EXCERPTED DATA:

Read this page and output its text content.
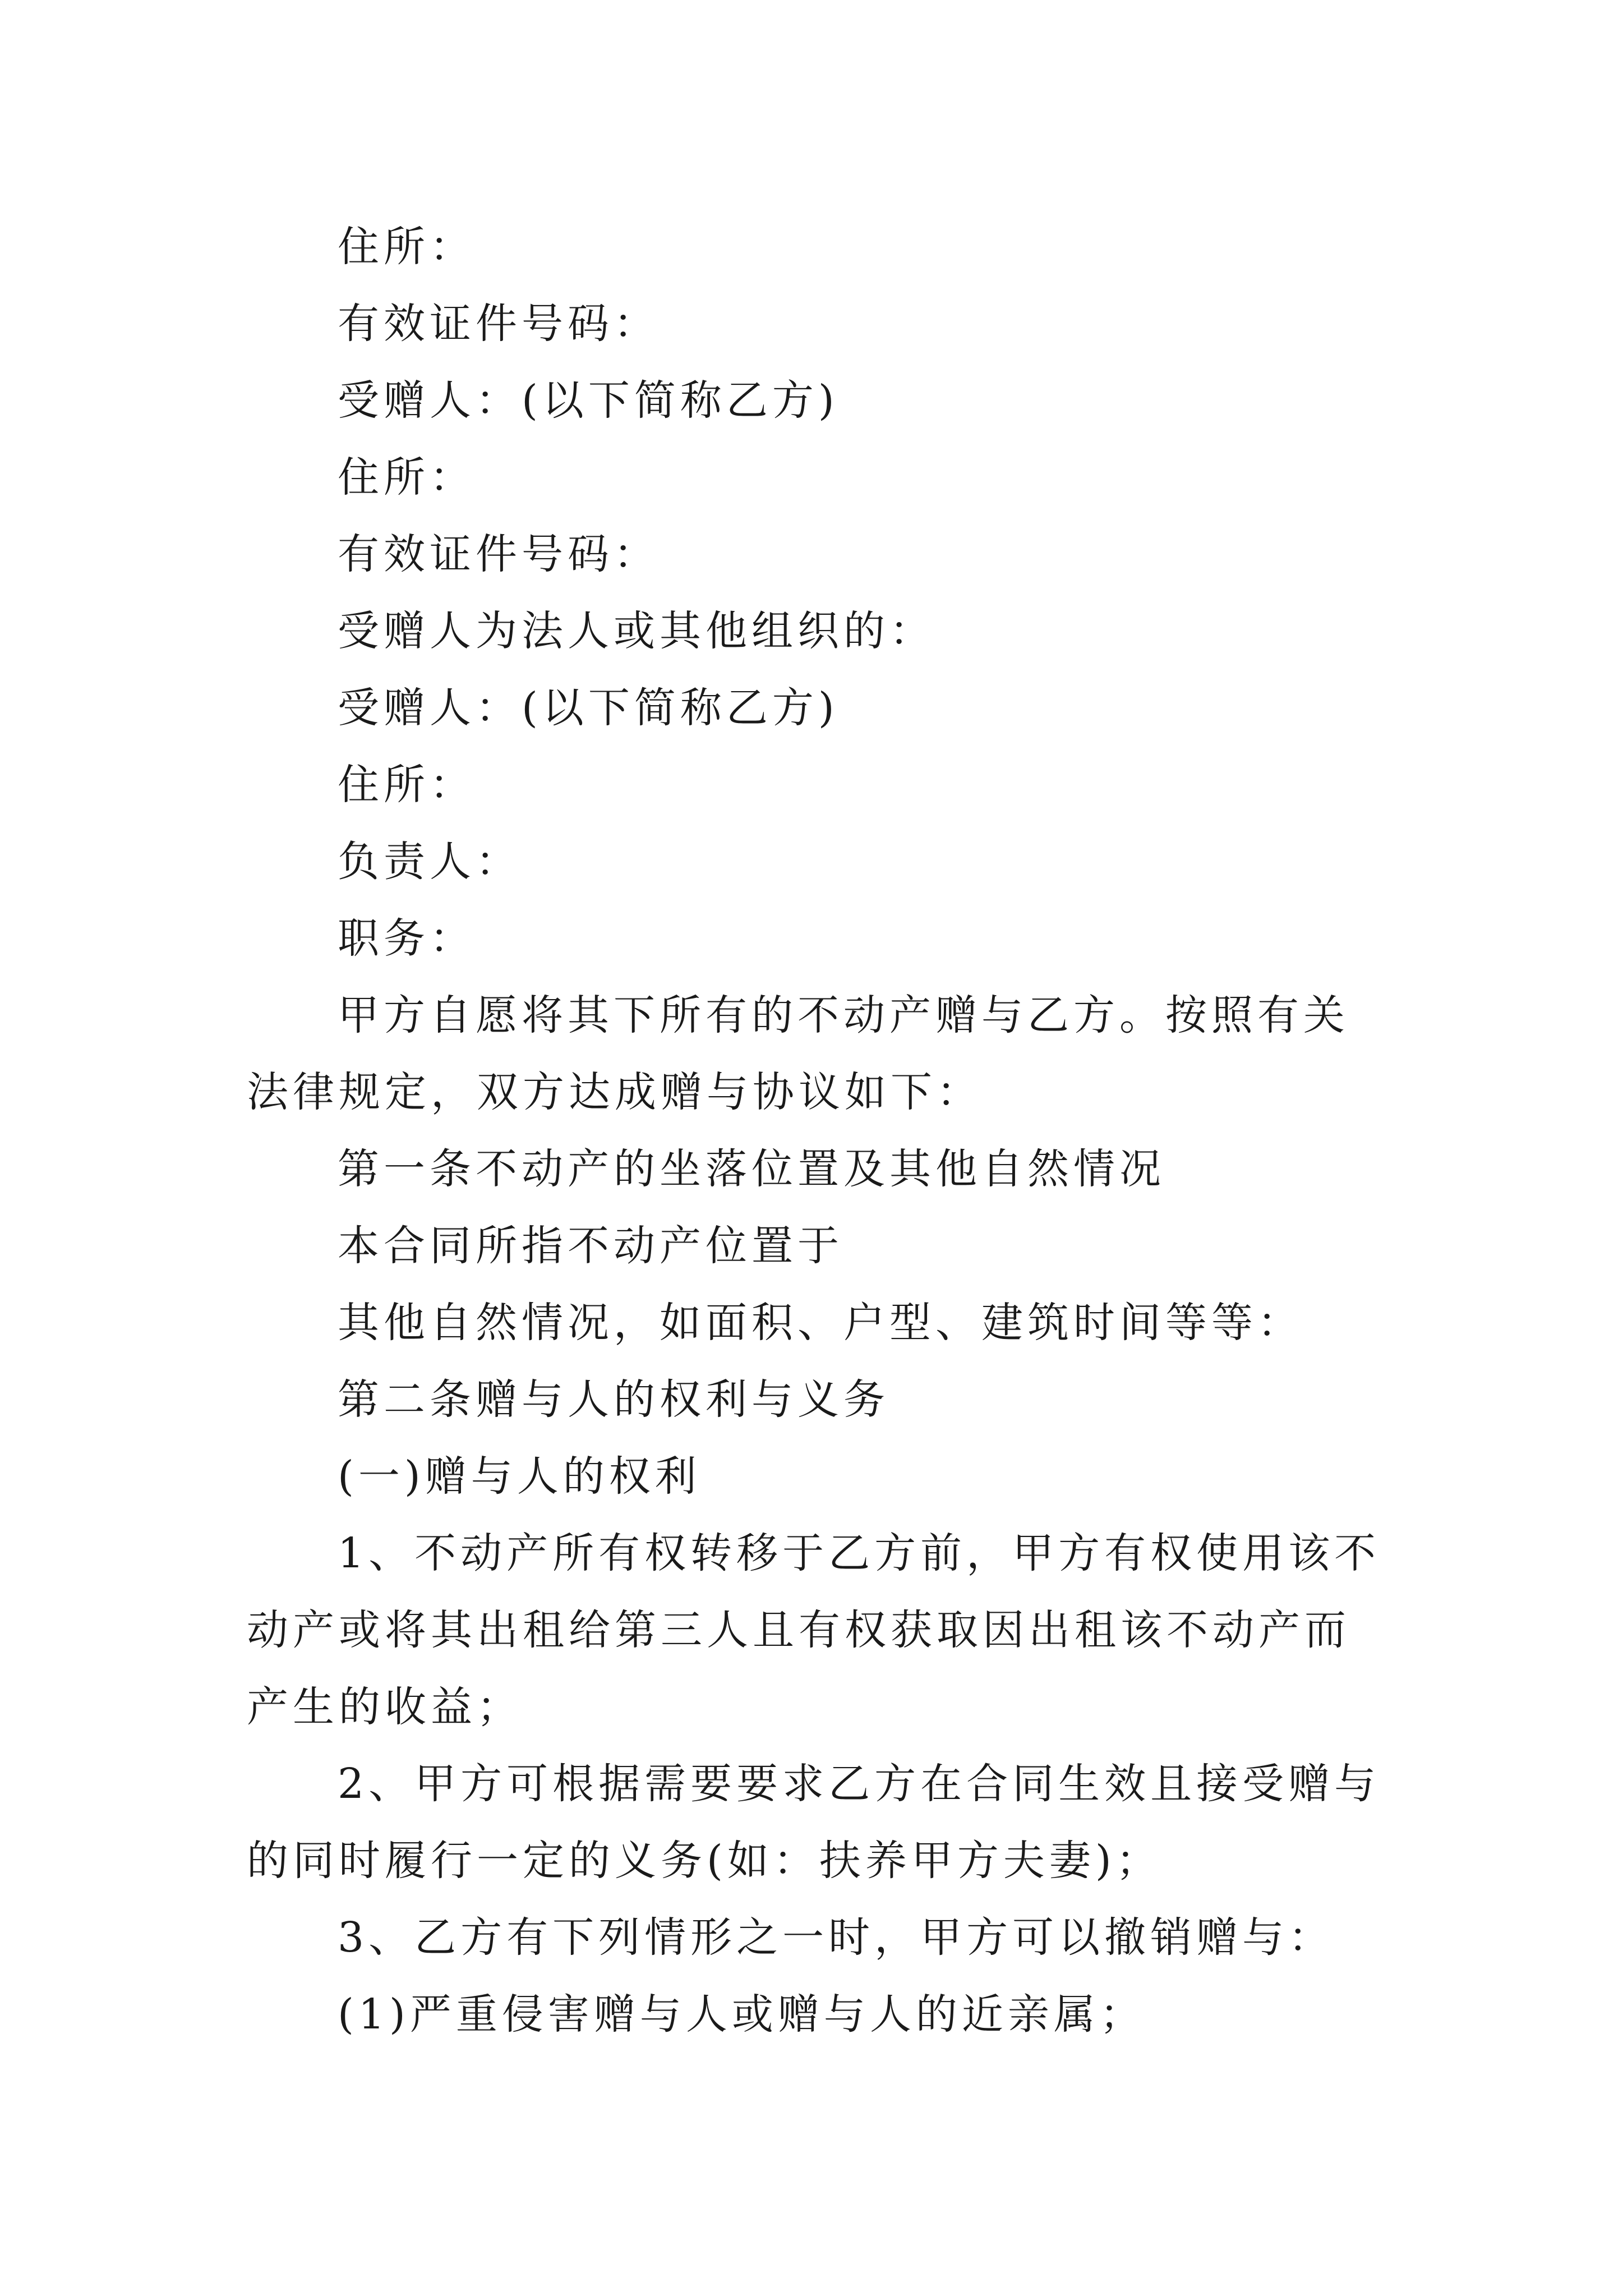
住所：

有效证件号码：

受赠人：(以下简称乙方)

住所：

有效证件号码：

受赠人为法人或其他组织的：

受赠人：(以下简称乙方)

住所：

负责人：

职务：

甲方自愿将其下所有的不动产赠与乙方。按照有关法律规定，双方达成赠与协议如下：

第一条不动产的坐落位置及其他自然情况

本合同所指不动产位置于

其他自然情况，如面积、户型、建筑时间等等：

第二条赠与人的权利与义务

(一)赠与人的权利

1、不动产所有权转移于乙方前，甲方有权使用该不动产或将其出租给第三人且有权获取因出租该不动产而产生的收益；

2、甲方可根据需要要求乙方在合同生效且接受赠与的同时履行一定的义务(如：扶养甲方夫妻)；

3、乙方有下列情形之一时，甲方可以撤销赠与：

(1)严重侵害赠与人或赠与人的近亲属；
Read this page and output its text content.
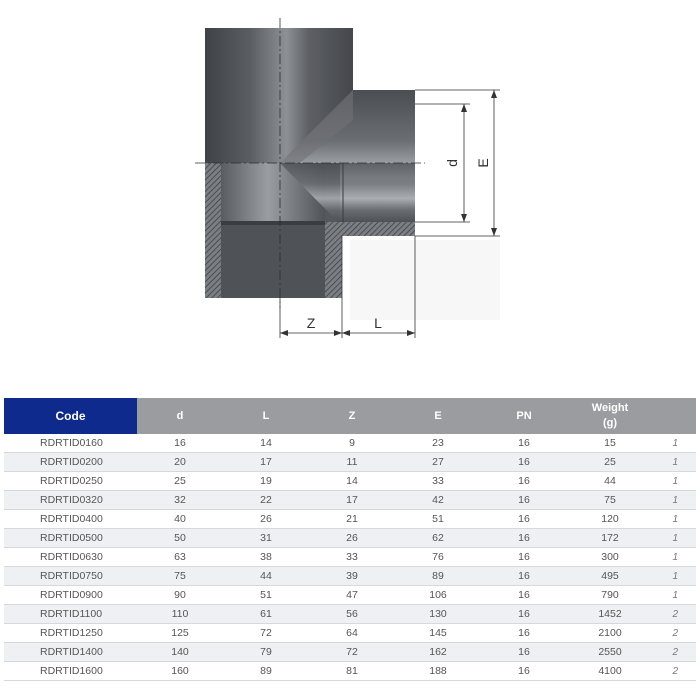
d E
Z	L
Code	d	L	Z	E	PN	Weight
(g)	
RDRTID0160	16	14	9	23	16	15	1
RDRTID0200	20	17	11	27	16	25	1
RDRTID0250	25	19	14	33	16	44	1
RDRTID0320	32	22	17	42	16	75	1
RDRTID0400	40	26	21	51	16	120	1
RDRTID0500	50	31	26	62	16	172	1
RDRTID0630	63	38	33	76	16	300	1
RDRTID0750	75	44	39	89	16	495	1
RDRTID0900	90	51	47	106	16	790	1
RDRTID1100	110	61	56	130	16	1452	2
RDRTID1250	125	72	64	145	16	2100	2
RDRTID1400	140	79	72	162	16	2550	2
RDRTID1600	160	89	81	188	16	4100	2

TASK REQUIREMENTS:
The entries above are to be returned exactly, without their pictures.

ANSWER TO THE PROBLEM:
Read this page and output its text content.
住所：

有效证件号码：

受赠人：(以下简称乙方)

住所：

有效证件号码：

受赠人为法人或其他组织的：

受赠人：(以下简称乙方)

住所：

负责人：

职务：

甲方自愿将其下所有的不动产赠与乙方。按照有关法律规定，双方达成赠与协议如下：

第一条不动产的坐落位置及其他自然情况

本合同所指不动产位置于

其他自然情况，如面积、户型、建筑时间等等：

第二条赠与人的权利与义务

(一)赠与人的权利

1、不动产所有权转移于乙方前，甲方有权使用该不动产或将其出租给第三人且有权获取因出租该不动产而产生的收益；

2、甲方可根据需要要求乙方在合同生效且接受赠与的同时履行一定的义务(如：扶养甲方夫妻)；

3、乙方有下列情形之一时，甲方可以撤销赠与：

(1)严重侵害赠与人或赠与人的近亲属；
Read this page and output its text content.
d E
Z	L
Code	d	L	Z	E	PN	Weight
(g)	
RDRTID0160	16	14	9	23	16	15	1
RDRTID0200	20	17	11	27	16	25	1
RDRTID0250	25	19	14	33	16	44	1
RDRTID0320	32	22	17	42	16	75	1
RDRTID0400	40	26	21	51	16	120	1
RDRTID0500	50	31	26	62	16	172	1
RDRTID0630	63	38	33	76	16	300	1
RDRTID0750	75	44	39	89	16	495	1
RDRTID0900	90	51	47	106	16	790	1
RDRTID1100	110	61	56	130	16	1452	2
RDRTID1250	125	72	64	145	16	2100	2
RDRTID1400	140	79	72	162	16	2550	2
RDRTID1600	160	89	81	188	16	4100	2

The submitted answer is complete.